_TASK DESCRIPTION:_
How many lines in the records below contain the word "bottom"? Give only the number.

_DATA FOR THE TASK:_
────────
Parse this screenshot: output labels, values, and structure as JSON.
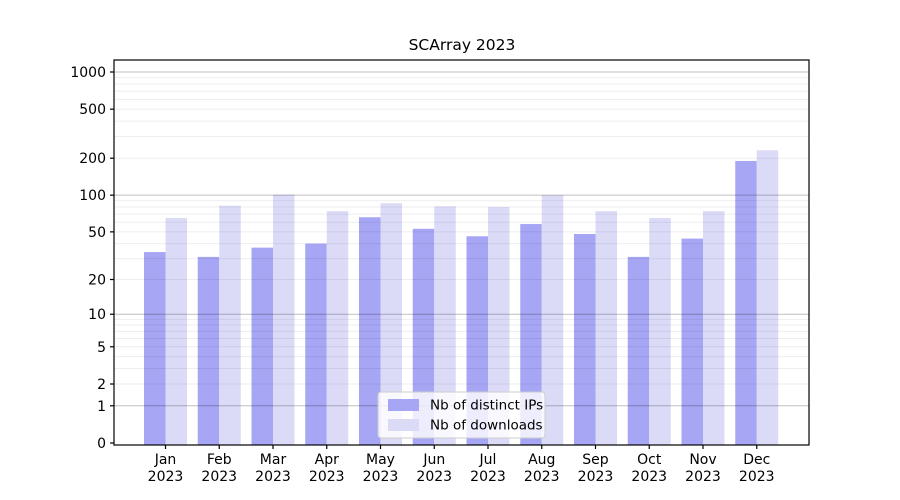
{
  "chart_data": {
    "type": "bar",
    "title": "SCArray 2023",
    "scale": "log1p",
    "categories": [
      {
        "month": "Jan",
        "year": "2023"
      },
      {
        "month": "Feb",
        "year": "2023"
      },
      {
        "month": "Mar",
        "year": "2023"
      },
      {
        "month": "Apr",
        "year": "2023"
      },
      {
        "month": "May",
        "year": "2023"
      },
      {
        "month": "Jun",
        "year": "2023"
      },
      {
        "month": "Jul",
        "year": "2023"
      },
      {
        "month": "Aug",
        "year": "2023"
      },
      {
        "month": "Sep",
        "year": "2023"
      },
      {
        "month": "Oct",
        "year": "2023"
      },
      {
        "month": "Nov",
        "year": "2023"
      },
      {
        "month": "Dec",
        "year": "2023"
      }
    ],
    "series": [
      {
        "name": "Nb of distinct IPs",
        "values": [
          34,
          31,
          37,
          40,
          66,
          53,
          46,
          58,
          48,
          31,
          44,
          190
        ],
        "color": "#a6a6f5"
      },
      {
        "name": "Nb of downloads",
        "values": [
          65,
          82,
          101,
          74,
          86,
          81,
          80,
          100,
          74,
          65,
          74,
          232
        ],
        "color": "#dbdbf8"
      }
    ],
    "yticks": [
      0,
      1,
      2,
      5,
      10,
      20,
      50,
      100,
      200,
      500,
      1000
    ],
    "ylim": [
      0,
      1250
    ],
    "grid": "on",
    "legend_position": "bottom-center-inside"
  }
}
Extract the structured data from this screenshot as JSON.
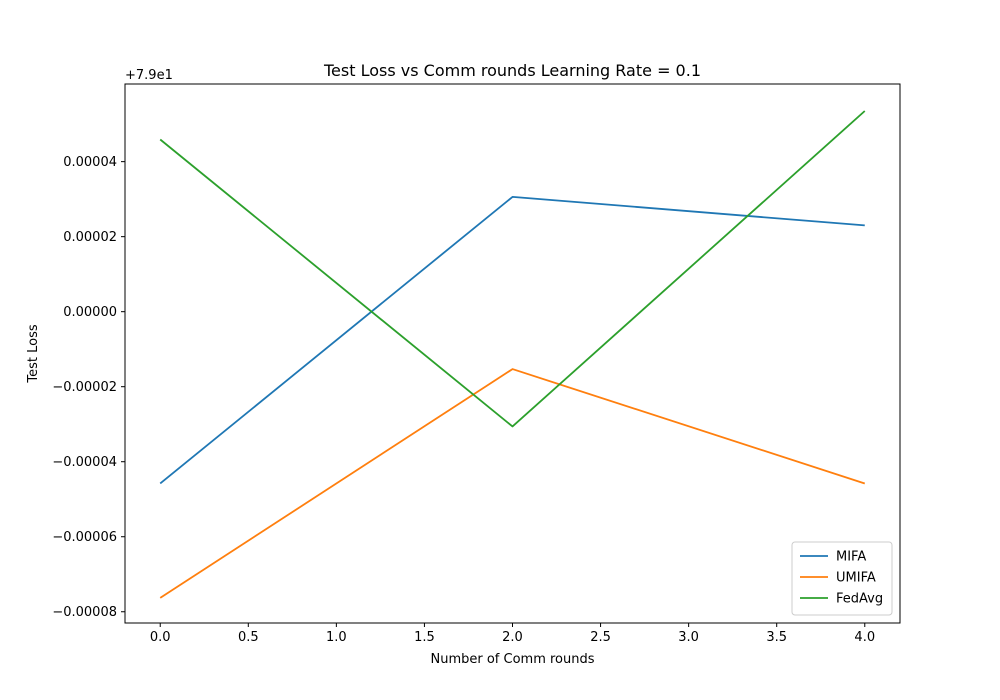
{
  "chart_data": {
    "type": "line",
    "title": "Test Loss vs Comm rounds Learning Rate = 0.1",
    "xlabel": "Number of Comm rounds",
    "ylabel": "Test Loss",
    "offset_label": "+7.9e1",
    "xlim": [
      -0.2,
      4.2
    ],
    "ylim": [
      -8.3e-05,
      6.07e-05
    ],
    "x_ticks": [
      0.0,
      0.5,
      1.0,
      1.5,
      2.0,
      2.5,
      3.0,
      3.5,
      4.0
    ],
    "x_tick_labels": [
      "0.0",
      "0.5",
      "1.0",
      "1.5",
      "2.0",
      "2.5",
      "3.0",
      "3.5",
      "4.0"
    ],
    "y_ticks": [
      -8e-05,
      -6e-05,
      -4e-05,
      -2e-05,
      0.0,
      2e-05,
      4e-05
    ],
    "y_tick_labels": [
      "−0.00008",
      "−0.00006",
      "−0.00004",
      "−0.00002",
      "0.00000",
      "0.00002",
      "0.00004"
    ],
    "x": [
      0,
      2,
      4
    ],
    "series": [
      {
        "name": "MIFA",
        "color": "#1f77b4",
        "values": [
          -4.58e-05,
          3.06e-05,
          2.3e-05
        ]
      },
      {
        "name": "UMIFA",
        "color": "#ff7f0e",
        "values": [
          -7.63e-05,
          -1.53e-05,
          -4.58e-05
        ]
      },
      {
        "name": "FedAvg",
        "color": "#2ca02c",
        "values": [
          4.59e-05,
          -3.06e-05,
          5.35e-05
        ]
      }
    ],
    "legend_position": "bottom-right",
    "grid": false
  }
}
────────
_THE ANSWER:_
2